(Records from a dataset)
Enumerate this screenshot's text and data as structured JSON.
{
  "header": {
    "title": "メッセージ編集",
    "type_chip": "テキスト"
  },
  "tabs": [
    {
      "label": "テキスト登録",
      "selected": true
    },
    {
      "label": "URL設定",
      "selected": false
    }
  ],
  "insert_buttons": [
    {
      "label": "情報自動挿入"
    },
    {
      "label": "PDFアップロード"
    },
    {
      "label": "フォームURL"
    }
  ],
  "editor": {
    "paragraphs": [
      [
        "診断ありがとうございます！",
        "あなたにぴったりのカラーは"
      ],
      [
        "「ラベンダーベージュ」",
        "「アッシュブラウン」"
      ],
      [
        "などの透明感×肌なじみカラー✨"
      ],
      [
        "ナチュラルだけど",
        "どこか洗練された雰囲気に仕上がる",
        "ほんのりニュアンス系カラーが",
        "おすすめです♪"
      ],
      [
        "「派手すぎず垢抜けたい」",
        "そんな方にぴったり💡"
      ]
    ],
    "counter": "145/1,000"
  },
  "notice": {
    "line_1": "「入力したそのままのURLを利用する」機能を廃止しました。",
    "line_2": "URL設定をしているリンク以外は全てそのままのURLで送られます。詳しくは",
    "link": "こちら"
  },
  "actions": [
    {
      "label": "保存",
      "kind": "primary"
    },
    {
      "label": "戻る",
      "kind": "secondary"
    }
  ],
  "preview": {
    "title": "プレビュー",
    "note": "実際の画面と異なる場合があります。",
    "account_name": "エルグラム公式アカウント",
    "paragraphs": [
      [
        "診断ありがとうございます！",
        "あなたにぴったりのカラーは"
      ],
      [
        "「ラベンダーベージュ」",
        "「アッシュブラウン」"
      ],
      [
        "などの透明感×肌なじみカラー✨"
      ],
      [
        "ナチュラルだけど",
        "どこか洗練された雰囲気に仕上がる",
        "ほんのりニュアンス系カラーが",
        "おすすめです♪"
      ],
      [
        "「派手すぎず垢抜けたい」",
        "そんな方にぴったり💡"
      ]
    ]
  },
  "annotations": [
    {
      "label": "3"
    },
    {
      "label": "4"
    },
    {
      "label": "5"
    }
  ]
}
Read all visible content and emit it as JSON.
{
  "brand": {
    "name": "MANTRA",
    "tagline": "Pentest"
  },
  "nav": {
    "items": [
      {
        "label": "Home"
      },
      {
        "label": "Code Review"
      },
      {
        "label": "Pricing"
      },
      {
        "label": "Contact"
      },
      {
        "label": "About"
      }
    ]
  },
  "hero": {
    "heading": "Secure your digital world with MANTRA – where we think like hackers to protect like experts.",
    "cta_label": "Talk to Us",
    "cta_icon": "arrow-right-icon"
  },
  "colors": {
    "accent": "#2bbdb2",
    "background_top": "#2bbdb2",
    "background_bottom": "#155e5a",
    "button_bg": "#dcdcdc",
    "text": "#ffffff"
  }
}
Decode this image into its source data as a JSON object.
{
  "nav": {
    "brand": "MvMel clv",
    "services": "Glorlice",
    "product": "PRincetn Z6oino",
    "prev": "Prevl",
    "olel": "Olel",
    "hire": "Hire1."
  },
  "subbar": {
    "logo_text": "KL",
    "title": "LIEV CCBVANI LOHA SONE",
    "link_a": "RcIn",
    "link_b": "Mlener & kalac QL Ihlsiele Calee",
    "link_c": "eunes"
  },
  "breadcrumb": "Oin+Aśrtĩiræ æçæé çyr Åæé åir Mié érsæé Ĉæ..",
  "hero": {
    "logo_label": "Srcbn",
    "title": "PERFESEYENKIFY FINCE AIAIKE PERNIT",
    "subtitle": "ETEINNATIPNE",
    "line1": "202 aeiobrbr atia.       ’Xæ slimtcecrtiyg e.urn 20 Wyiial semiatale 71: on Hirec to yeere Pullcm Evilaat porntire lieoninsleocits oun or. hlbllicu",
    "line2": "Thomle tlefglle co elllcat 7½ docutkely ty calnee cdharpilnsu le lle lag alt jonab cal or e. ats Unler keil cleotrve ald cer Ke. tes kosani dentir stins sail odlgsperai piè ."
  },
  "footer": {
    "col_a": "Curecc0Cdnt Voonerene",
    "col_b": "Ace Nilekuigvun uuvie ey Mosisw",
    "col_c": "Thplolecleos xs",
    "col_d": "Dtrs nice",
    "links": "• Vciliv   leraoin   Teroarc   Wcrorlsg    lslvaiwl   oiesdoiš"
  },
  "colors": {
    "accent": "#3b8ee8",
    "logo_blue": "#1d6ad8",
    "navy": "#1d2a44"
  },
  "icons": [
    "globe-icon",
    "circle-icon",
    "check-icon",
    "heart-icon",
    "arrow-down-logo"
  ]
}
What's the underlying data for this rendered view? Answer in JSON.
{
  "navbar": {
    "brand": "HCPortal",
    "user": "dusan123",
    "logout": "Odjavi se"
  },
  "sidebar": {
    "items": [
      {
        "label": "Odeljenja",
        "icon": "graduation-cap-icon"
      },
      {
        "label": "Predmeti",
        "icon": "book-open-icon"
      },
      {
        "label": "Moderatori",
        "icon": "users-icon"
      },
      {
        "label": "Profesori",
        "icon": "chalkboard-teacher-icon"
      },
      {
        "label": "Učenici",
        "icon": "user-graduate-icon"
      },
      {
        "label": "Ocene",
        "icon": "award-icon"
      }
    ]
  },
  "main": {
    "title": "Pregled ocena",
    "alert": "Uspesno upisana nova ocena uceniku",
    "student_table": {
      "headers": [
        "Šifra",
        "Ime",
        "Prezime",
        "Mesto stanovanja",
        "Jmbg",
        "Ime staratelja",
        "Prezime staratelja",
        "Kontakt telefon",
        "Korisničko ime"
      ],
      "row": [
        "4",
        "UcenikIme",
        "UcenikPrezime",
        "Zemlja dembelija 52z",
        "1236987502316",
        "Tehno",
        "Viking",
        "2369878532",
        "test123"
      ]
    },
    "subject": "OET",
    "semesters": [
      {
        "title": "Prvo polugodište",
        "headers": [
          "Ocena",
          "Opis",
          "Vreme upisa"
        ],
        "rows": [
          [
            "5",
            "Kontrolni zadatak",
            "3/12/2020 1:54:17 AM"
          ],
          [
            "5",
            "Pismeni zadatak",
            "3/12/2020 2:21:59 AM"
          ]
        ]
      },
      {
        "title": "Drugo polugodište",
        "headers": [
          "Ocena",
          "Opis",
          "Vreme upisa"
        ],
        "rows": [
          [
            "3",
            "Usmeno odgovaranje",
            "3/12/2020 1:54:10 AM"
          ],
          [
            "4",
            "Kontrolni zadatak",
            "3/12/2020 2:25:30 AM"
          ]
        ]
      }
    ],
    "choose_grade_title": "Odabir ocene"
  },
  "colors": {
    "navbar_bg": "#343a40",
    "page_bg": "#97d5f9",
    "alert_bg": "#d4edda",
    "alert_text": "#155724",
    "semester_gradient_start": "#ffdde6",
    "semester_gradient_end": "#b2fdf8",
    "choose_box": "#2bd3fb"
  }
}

What is asked
Extract each entry in full, exactly as given.

Complete response
Enumerate this screenshot's text and data as structured JSON.
{
  "header": {
    "title": "メッセージ編集",
    "type_chip": "テキスト"
  },
  "tabs": [
    {
      "label": "テキスト登録",
      "selected": true
    },
    {
      "label": "URL設定",
      "selected": false
    }
  ],
  "insert_buttons": [
    {
      "label": "情報自動挿入"
    },
    {
      "label": "PDFアップロード"
    },
    {
      "label": "フォームURL"
    }
  ],
  "editor": {
    "paragraphs": [
      [
        "診断ありがとうございます！",
        "あなたにぴったりのカラーは"
      ],
      [
        "「ラベンダーベージュ」",
        "「アッシュブラウン」"
      ],
      [
        "などの透明感×肌なじみカラー✨"
      ],
      [
        "ナチュラルだけど",
        "どこか洗練された雰囲気に仕上がる",
        "ほんのりニュアンス系カラーが",
        "おすすめです♪"
      ],
      [
        "「派手すぎず垢抜けたい」",
        "そんな方にぴったり💡"
      ]
    ],
    "counter": "145/1,000"
  },
  "notice": {
    "line_1": "「入力したそのままのURLを利用する」機能を廃止しました。",
    "line_2": "URL設定をしているリンク以外は全てそのままのURLで送られます。詳しくは",
    "link": "こちら"
  },
  "actions": [
    {
      "label": "保存",
      "kind": "primary"
    },
    {
      "label": "戻る",
      "kind": "secondary"
    }
  ],
  "preview": {
    "title": "プレビュー",
    "note": "実際の画面と異なる場合があります。",
    "account_name": "エルグラム公式アカウント",
    "paragraphs": [
      [
        "診断ありがとうございます！",
        "あなたにぴったりのカラーは"
      ],
      [
        "「ラベンダーベージュ」",
        "「アッシュブラウン」"
      ],
      [
        "などの透明感×肌なじみカラー✨"
      ],
      [
        "ナチュラルだけど",
        "どこか洗練された雰囲気に仕上がる",
        "ほんのりニュアンス系カラーが",
        "おすすめです♪"
      ],
      [
        "「派手すぎず垢抜けたい」",
        "そんな方にぴったり💡"
      ]
    ]
  },
  "annotations": [
    {
      "label": "3"
    },
    {
      "label": "4"
    },
    {
      "label": "5"
    }
  ]
}
Read all visible content and emit it as JSON.
{
  "brand": {
    "name": "MANTRA",
    "tagline": "Pentest"
  },
  "nav": {
    "items": [
      {
        "label": "Home"
      },
      {
        "label": "Code Review"
      },
      {
        "label": "Pricing"
      },
      {
        "label": "Contact"
      },
      {
        "label": "About"
      }
    ]
  },
  "hero": {
    "heading": "Secure your digital world with MANTRA – where we think like hackers to protect like experts.",
    "cta_label": "Talk to Us",
    "cta_icon": "arrow-right-icon"
  },
  "colors": {
    "accent": "#2bbdb2",
    "background_top": "#2bbdb2",
    "background_bottom": "#155e5a",
    "button_bg": "#dcdcdc",
    "text": "#ffffff"
  }
}
Decode this image into its source data as a JSON object.
{
  "nav": {
    "brand": "MvMel clv",
    "services": "Glorlice",
    "product": "PRincetn Z6oino",
    "prev": "Prevl",
    "olel": "Olel",
    "hire": "Hire1."
  },
  "subbar": {
    "logo_text": "KL",
    "title": "LIEV CCBVANI LOHA SONE",
    "link_a": "RcIn",
    "link_b": "Mlener & kalac QL Ihlsiele Calee",
    "link_c": "eunes"
  },
  "breadcrumb": "Oin+Aśrtĩiræ æçæé çyr Åæé åir Mié érsæé Ĉæ..",
  "hero": {
    "logo_label": "Srcbn",
    "title": "PERFESEYENKIFY FINCE AIAIKE PERNIT",
    "subtitle": "ETEINNATIPNE",
    "line1": "202 aeiobrbr atia.       ’Xæ slimtcecrtiyg e.urn 20 Wyiial semiatale 71: on Hirec to yeere Pullcm Evilaat porntire lieoninsleocits oun or. hlbllicu",
    "line2": "Thomle tlefglle co elllcat 7½ docutkely ty calnee cdharpilnsu le lle lag alt jonab cal or e. ats Unler keil cleotrve ald cer Ke. tes kosani dentir stins sail odlgsperai piè ."
  },
  "footer": {
    "col_a": "Curecc0Cdnt Voonerene",
    "col_b": "Ace Nilekuigvun uuvie ey Mosisw",
    "col_c": "Thplolecleos xs",
    "col_d": "Dtrs nice",
    "links": "• Vciliv   leraoin   Teroarc   Wcrorlsg    lslvaiwl   oiesdoiš"
  },
  "colors": {
    "accent": "#3b8ee8",
    "logo_blue": "#1d6ad8",
    "navy": "#1d2a44"
  },
  "icons": [
    "globe-icon",
    "circle-icon",
    "check-icon",
    "heart-icon",
    "arrow-down-logo"
  ]
}
What's the underlying data for this rendered view? Answer in JSON.
{
  "navbar": {
    "brand": "HCPortal",
    "user": "dusan123",
    "logout": "Odjavi se"
  },
  "sidebar": {
    "items": [
      {
        "label": "Odeljenja",
        "icon": "graduation-cap-icon"
      },
      {
        "label": "Predmeti",
        "icon": "book-open-icon"
      },
      {
        "label": "Moderatori",
        "icon": "users-icon"
      },
      {
        "label": "Profesori",
        "icon": "chalkboard-teacher-icon"
      },
      {
        "label": "Učenici",
        "icon": "user-graduate-icon"
      },
      {
        "label": "Ocene",
        "icon": "award-icon"
      }
    ]
  },
  "main": {
    "title": "Pregled ocena",
    "alert": "Uspesno upisana nova ocena uceniku",
    "student_table": {
      "headers": [
        "Šifra",
        "Ime",
        "Prezime",
        "Mesto stanovanja",
        "Jmbg",
        "Ime staratelja",
        "Prezime staratelja",
        "Kontakt telefon",
        "Korisničko ime"
      ],
      "row": [
        "4",
        "UcenikIme",
        "UcenikPrezime",
        "Zemlja dembelija 52z",
        "1236987502316",
        "Tehno",
        "Viking",
        "2369878532",
        "test123"
      ]
    },
    "subject": "OET",
    "semesters": [
      {
        "title": "Prvo polugodište",
        "headers": [
          "Ocena",
          "Opis",
          "Vreme upisa"
        ],
        "rows": [
          [
            "5",
            "Kontrolni zadatak",
            "3/12/2020 1:54:17 AM"
          ],
          [
            "5",
            "Pismeni zadatak",
            "3/12/2020 2:21:59 AM"
          ]
        ]
      },
      {
        "title": "Drugo polugodište",
        "headers": [
          "Ocena",
          "Opis",
          "Vreme upisa"
        ],
        "rows": [
          [
            "3",
            "Usmeno odgovaranje",
            "3/12/2020 1:54:10 AM"
          ],
          [
            "4",
            "Kontrolni zadatak",
            "3/12/2020 2:25:30 AM"
          ]
        ]
      }
    ],
    "choose_grade_title": "Odabir ocene"
  },
  "colors": {
    "navbar_bg": "#343a40",
    "page_bg": "#97d5f9",
    "alert_bg": "#d4edda",
    "alert_text": "#155724",
    "semester_gradient_start": "#ffdde6",
    "semester_gradient_end": "#b2fdf8",
    "choose_box": "#2bd3fb"
  }
}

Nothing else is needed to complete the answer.